Stored records:
§ §

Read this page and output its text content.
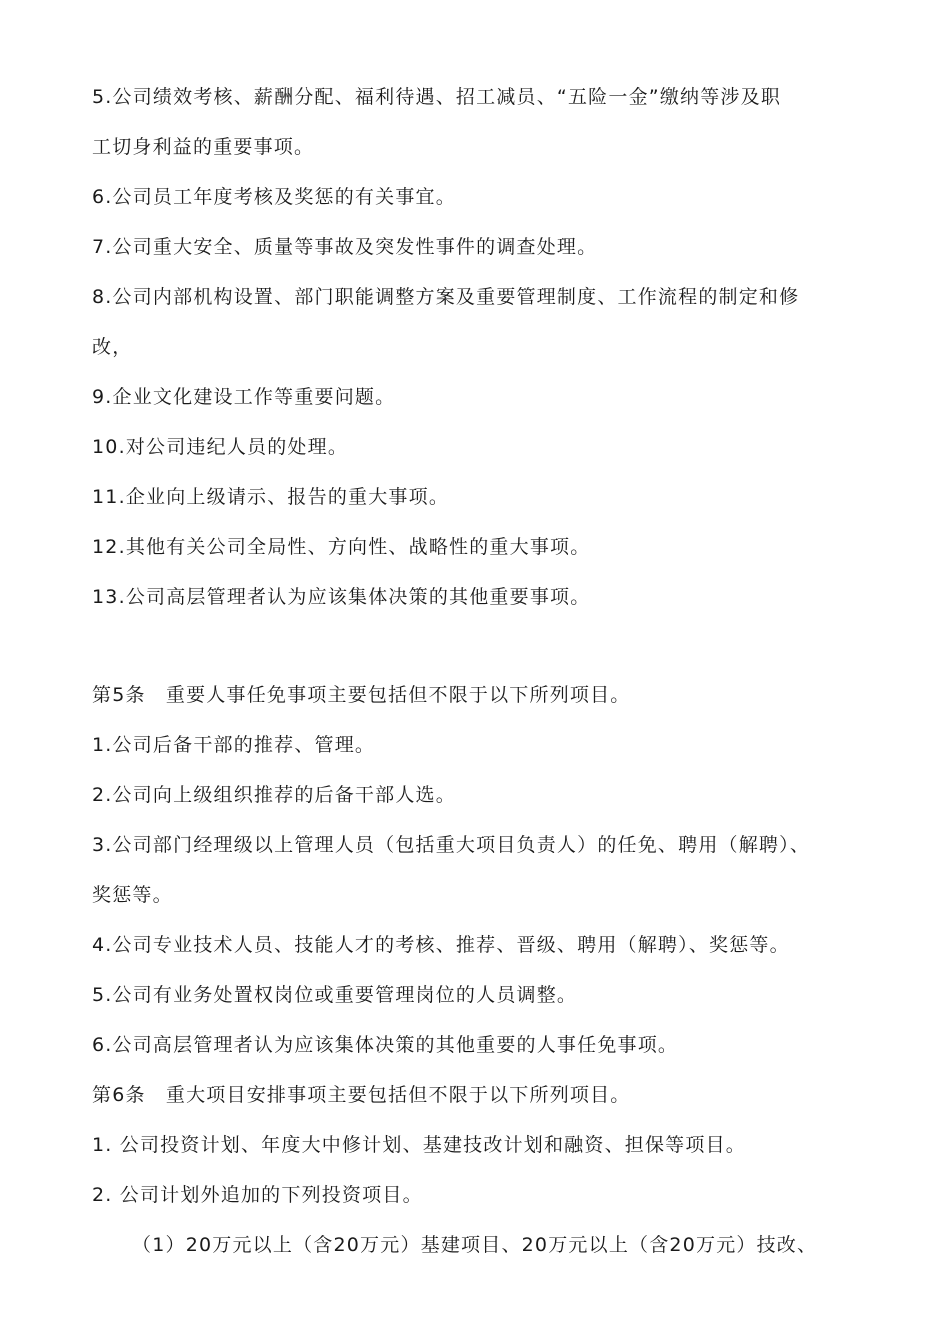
5.公司绩效考核、薪酬分配、福利待遇、招工减员、“五险一金”缴纳等涉及职
工切身利益的重要事项。
6.公司员工年度考核及奖惩的有关事宜。
7.公司重大安全、质量等事故及突发性事件的调查处理。
8.公司内部机构设置、部门职能调整方案及重要管理制度、工作流程的制定和修
改，
9.企业文化建设工作等重要问题。
10.对公司违纪人员的处理。
11.企业向上级请示、报告的重大事项。
12.其他有关公司全局性、方向性、战略性的重大事项。
13.公司高层管理者认为应该集体决策的其他重要事项。
第5条　重要人事任免事项主要包括但不限于以下所列项目。
1.公司后备干部的推荐、管理。
2.公司向上级组织推荐的后备干部人选。
3.公司部门经理级以上管理人员（包括重大项目负责人）的任免、聘用（解聘）、
奖惩等。
4.公司专业技术人员、技能人才的考核、推荐、晋级、聘用（解聘）、奖惩等。
5.公司有业务处置权岗位或重要管理岗位的人员调整。
6.公司高层管理者认为应该集体决策的其他重要的人事任免事项。
第6条　重大项目安排事项主要包括但不限于以下所列项目。
1. 公司投资计划、年度大中修计划、基建技改计划和融资、担保等项目。
2. 公司计划外追加的下列投资项目。
（1）20万元以上（含20万元）基建项目、20万元以上（含20万元）技改、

§ §

Aim of the task
Write out the full set of lines verbatim, without the pictures.

The reply
Read this page and output its text content.
5.公司绩效考核、薪酬分配、福利待遇、招工减员、“五险一金”缴纳等涉及职
工切身利益的重要事项。
6.公司员工年度考核及奖惩的有关事宜。
7.公司重大安全、质量等事故及突发性事件的调查处理。
8.公司内部机构设置、部门职能调整方案及重要管理制度、工作流程的制定和修
改，
9.企业文化建设工作等重要问题。
10.对公司违纪人员的处理。
11.企业向上级请示、报告的重大事项。
12.其他有关公司全局性、方向性、战略性的重大事项。
13.公司高层管理者认为应该集体决策的其他重要事项。
第5条　重要人事任免事项主要包括但不限于以下所列项目。
1.公司后备干部的推荐、管理。
2.公司向上级组织推荐的后备干部人选。
3.公司部门经理级以上管理人员（包括重大项目负责人）的任免、聘用（解聘）、
奖惩等。
4.公司专业技术人员、技能人才的考核、推荐、晋级、聘用（解聘）、奖惩等。
5.公司有业务处置权岗位或重要管理岗位的人员调整。
6.公司高层管理者认为应该集体决策的其他重要的人事任免事项。
第6条　重大项目安排事项主要包括但不限于以下所列项目。
1. 公司投资计划、年度大中修计划、基建技改计划和融资、担保等项目。
2. 公司计划外追加的下列投资项目。
（1）20万元以上（含20万元）基建项目、20万元以上（含20万元）技改、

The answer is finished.